▸ To do: Give again only what runs from the line with "Decode this image" to the final line of the entries below, exactly as written and without pictures.

-------------------------

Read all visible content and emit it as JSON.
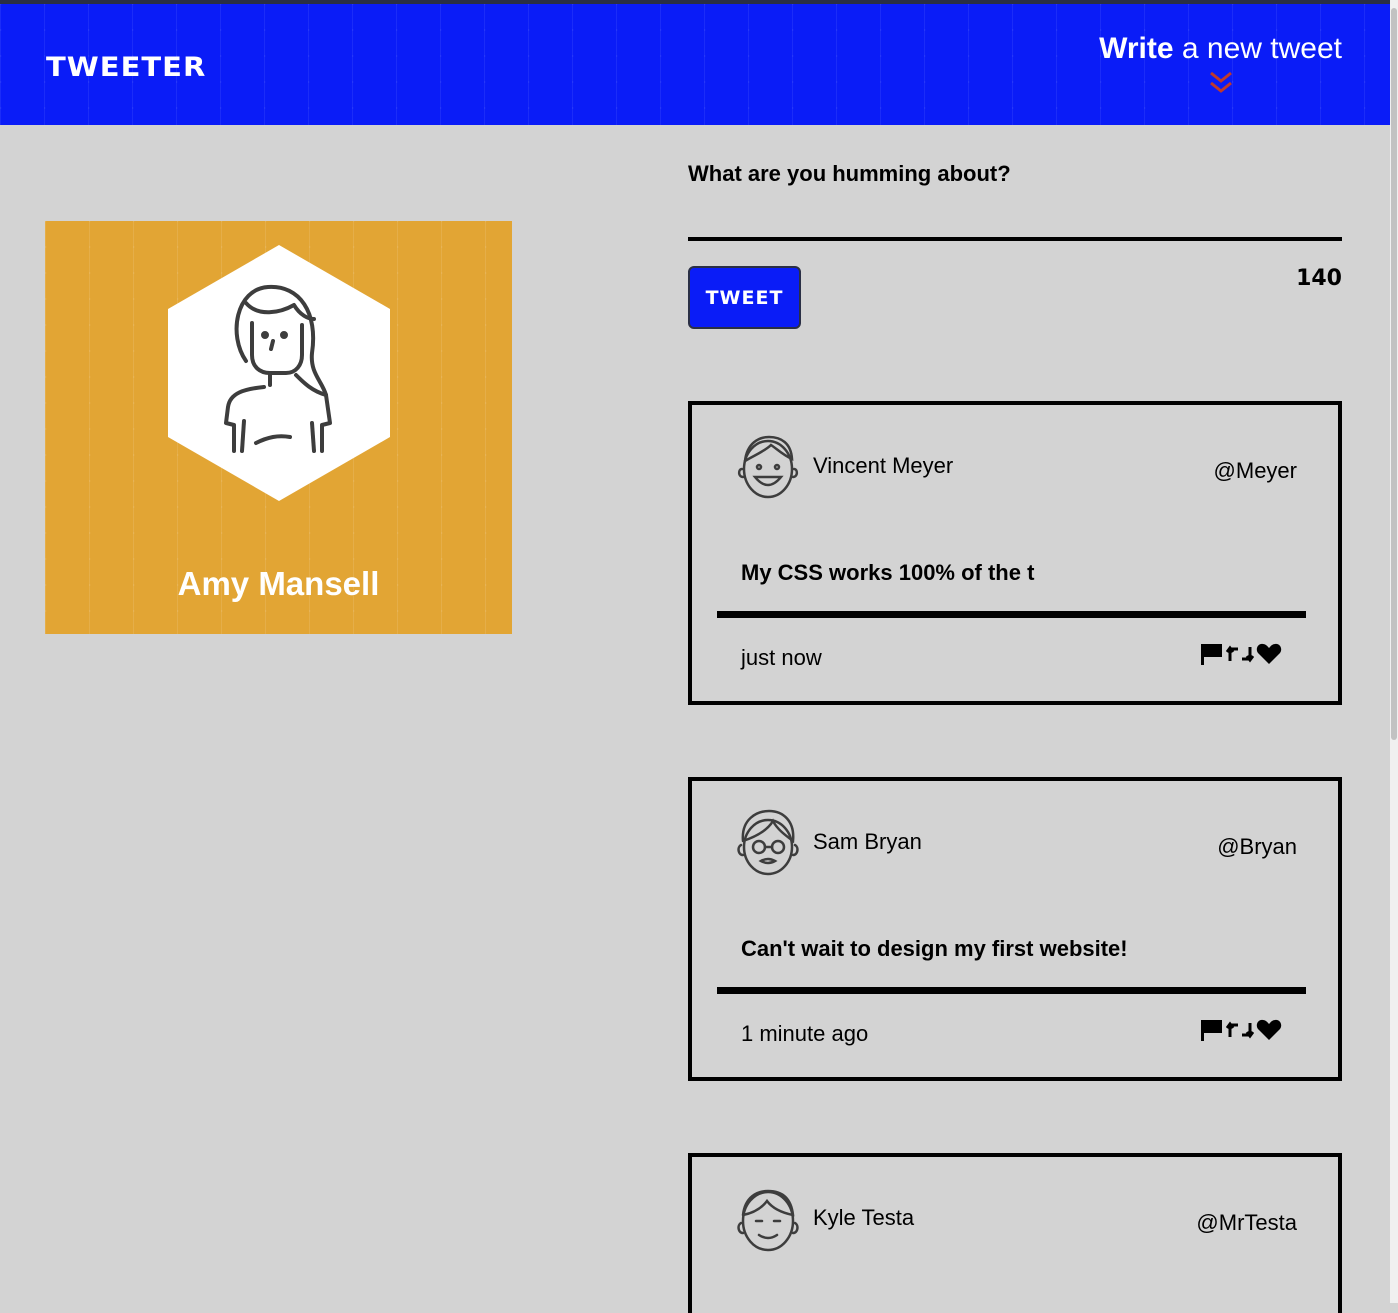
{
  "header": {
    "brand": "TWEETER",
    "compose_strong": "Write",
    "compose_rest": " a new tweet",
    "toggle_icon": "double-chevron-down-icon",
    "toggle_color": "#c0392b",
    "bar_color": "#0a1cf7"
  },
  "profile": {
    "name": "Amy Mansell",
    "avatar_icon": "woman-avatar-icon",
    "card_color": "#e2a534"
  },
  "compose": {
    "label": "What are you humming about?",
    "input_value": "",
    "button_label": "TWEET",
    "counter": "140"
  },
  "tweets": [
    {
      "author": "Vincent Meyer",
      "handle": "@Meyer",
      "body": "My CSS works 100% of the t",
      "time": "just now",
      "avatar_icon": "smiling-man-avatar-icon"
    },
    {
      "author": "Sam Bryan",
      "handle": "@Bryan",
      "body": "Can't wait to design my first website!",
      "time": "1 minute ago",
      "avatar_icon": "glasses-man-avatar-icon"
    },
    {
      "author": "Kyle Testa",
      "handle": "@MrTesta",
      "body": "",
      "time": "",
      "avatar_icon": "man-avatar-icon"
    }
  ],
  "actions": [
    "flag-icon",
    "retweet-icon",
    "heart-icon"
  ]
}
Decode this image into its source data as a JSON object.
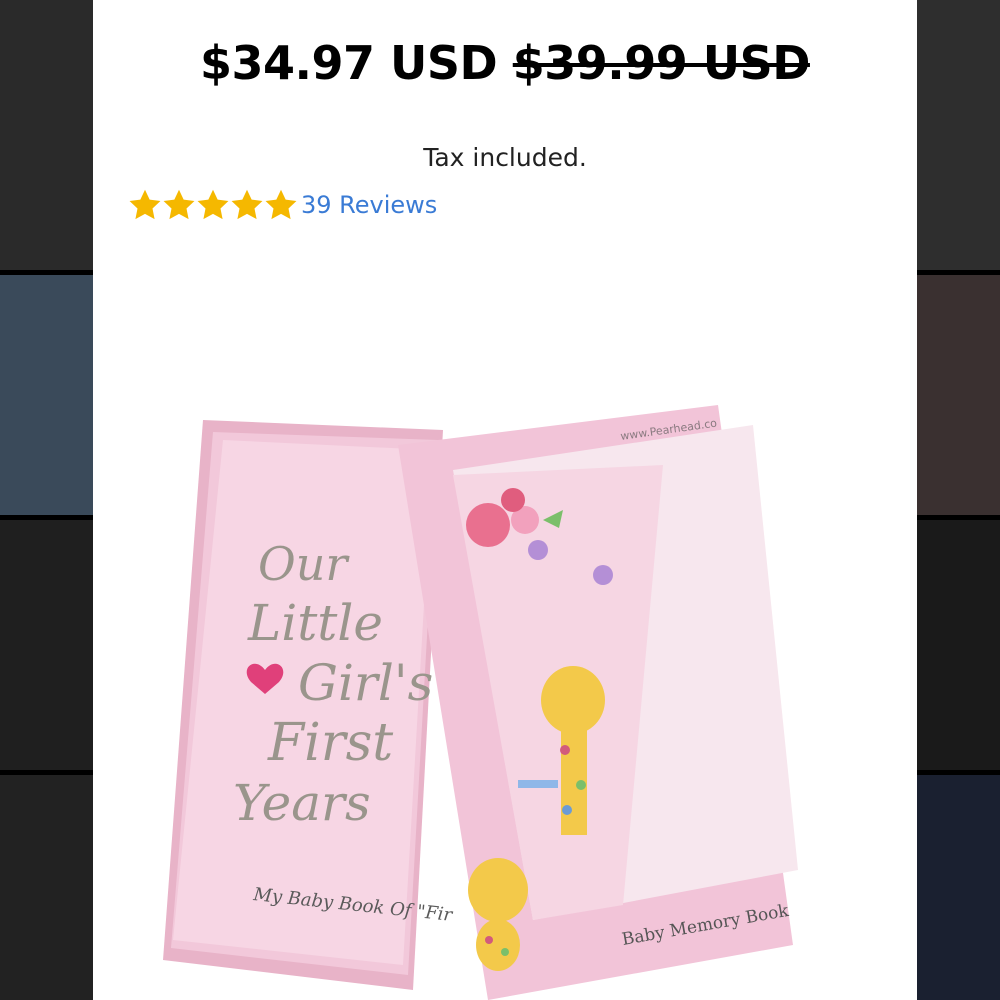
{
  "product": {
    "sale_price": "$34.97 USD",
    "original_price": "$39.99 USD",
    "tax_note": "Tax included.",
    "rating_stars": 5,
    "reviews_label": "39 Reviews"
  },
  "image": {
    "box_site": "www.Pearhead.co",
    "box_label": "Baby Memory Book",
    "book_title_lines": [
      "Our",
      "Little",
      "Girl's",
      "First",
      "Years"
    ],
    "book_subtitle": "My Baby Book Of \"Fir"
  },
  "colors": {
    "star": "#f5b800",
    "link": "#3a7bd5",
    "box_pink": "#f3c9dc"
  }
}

-------------------------

▸ Response to this exercise:
Decode this image into its source data as a JSON object.
{
  "product": {
    "sale_price": "$34.97 USD",
    "original_price": "$39.99 USD",
    "tax_note": "Tax included.",
    "rating_stars": 5,
    "reviews_label": "39 Reviews"
  },
  "image": {
    "box_site": "www.Pearhead.co",
    "box_label": "Baby Memory Book",
    "book_title_lines": [
      "Our",
      "Little",
      "Girl's",
      "First",
      "Years"
    ],
    "book_subtitle": "My Baby Book Of \"Fir"
  },
  "colors": {
    "star": "#f5b800",
    "link": "#3a7bd5",
    "box_pink": "#f3c9dc"
  }
}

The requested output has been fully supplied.